### Given problem:
Copy these lines exactly as they appear in the records, starting at the line that contains "tab-command[interactable]: Command <box>20" and ending after the line that contains "user-label: User <box>270 533 304 548</box>".

### Provided entries:
..........
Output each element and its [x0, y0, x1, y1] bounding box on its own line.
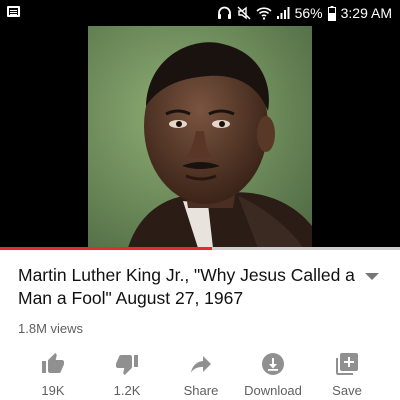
notification-icon — [7, 6, 20, 17]
save-label: Save — [332, 383, 362, 398]
battery-icon — [327, 5, 336, 21]
signal-icon — [276, 7, 290, 19]
clock: 3:29 AM — [340, 5, 392, 21]
share-icon — [191, 356, 211, 373]
mute-icon — [237, 6, 251, 20]
save-to-playlist-icon — [336, 353, 358, 375]
video-progress-bar[interactable] — [0, 247, 400, 250]
save-button[interactable]: Save — [307, 350, 387, 400]
share-label: Share — [183, 383, 219, 398]
download-icon — [262, 353, 284, 375]
screen: 56% 3:29 AM Martin Luther King Jr., "Why… — [0, 0, 400, 400]
share-button[interactable]: Share — [161, 350, 241, 400]
download-label: Download — [244, 383, 302, 398]
status-bar: 56% 3:29 AM — [0, 0, 400, 26]
video-thumbnail — [88, 26, 312, 248]
dislike-count: 1.2K — [113, 383, 141, 398]
like-count: 19K — [41, 383, 65, 398]
video-progress-played — [0, 247, 212, 250]
video-title: Martin Luther King Jr., "Why Jesus Calle… — [18, 265, 355, 308]
dislike-button[interactable]: 1.2K — [87, 350, 167, 400]
thumbs-down-icon — [116, 355, 138, 375]
video-player[interactable] — [0, 26, 400, 249]
like-button[interactable]: 19K — [13, 350, 93, 400]
thumbs-up-icon — [42, 353, 64, 373]
headphones-icon — [217, 6, 231, 19]
wifi-icon — [256, 7, 272, 20]
view-count: 1.8M views — [18, 321, 84, 336]
expand-description-icon[interactable] — [365, 273, 379, 280]
download-button[interactable]: Download — [233, 350, 313, 400]
action-bar: 19K 1.2K Share Download Save — [0, 350, 400, 400]
status-icons: 56% 3:29 AM — [217, 4, 392, 22]
battery-percent: 56% — [294, 5, 323, 21]
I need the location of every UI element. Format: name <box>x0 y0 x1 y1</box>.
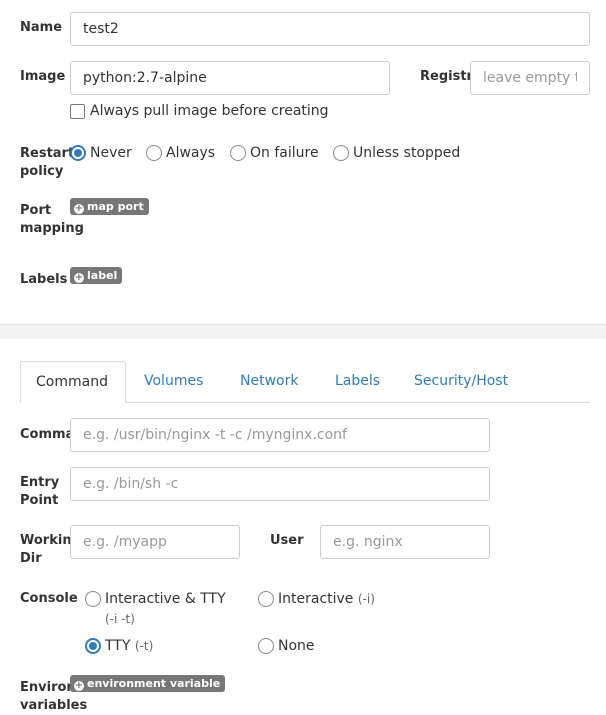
tab-command[interactable]: Command <box>20 361 126 403</box>
section-divider <box>0 324 606 339</box>
always-pull-label: Always pull image before creating <box>90 103 329 119</box>
console-interactive-radio[interactable] <box>258 591 274 607</box>
user-label: User <box>270 533 304 548</box>
console-interactive-text: Interactive <box>278 591 354 607</box>
restart-never-label: Never <box>90 145 132 161</box>
user-input[interactable] <box>320 525 490 559</box>
map-port-button[interactable]: + map port <box>70 198 149 215</box>
tab-network[interactable]: Network <box>240 373 298 389</box>
restart-always-label: Always <box>166 145 216 161</box>
console-tty-hint: (-t) <box>134 639 154 653</box>
working-dir-label-line2: Dir <box>20 551 42 566</box>
labels-label: Labels <box>20 272 68 287</box>
image-label: Image <box>20 69 66 84</box>
console-tty-text: TTY <box>105 638 131 654</box>
console-interactive-tty-hint: (-i -t) <box>105 612 135 626</box>
restart-policy-label-line2: policy <box>20 164 64 179</box>
port-mapping-label-line1: Port <box>20 203 52 218</box>
plus-circle-icon: + <box>74 203 84 214</box>
tab-volumes[interactable]: Volumes <box>144 373 203 389</box>
add-label-button-label: label <box>87 269 118 282</box>
console-interactive-hint: (-i) <box>357 592 375 606</box>
registry-label: Registry <box>420 69 472 84</box>
working-dir-input[interactable] <box>70 525 240 559</box>
entry-point-label-line2: Point <box>20 493 59 508</box>
restart-policy-label-line1: Restart <box>20 146 75 161</box>
tab-labels[interactable]: Labels <box>335 373 380 389</box>
add-label-button[interactable]: + label <box>70 267 123 284</box>
console-tty-radio[interactable] <box>85 638 101 654</box>
port-mapping-label-line2: mapping <box>20 221 84 236</box>
env-label-line1: Environment <box>20 680 72 695</box>
console-label: Console <box>20 591 78 606</box>
console-interactive-label: Interactive (-i) <box>278 591 375 607</box>
entry-point-input[interactable] <box>70 467 490 501</box>
restart-never-radio[interactable] <box>70 145 86 161</box>
console-tty-label: TTY (-t) <box>105 638 153 654</box>
entry-point-label-line1: Entry <box>20 475 60 490</box>
plus-circle-icon: + <box>74 680 84 691</box>
always-pull-checkbox[interactable] <box>70 104 85 119</box>
restart-on-failure-label: On failure <box>250 145 319 161</box>
restart-on-failure-radio[interactable] <box>230 145 246 161</box>
env-label-line2: variables <box>20 698 88 713</box>
restart-always-radio[interactable] <box>146 145 162 161</box>
plus-circle-icon: + <box>74 272 84 283</box>
add-environment-variable-button[interactable]: + environment variable <box>70 675 226 692</box>
add-environment-variable-label: environment variable <box>87 677 221 690</box>
console-interactive-tty-label: Interactive & TTY <box>105 591 226 607</box>
command-label: Command <box>20 427 72 442</box>
console-none-radio[interactable] <box>258 638 274 654</box>
registry-input[interactable] <box>470 61 590 95</box>
command-input[interactable] <box>70 418 490 452</box>
console-none-label: None <box>278 638 315 654</box>
name-label: Name <box>20 20 63 35</box>
name-input[interactable] <box>70 12 590 46</box>
restart-unless-stopped-radio[interactable] <box>333 145 349 161</box>
working-dir-label-line1: Working <box>20 533 72 548</box>
image-input[interactable] <box>70 61 390 95</box>
map-port-button-label: map port <box>87 200 144 213</box>
console-interactive-tty-radio[interactable] <box>85 591 101 607</box>
restart-unless-stopped-label: Unless stopped <box>353 145 461 161</box>
tab-security-host[interactable]: Security/Host <box>414 373 508 389</box>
..........
### Solution to the exercise:
tab-command[interactable]: Command <box>20 361 126 403</box>
section-divider <box>0 324 606 339</box>
always-pull-label: Always pull image before creating <box>90 103 329 119</box>
console-interactive-radio[interactable] <box>258 591 274 607</box>
user-label: User <box>270 533 304 548</box>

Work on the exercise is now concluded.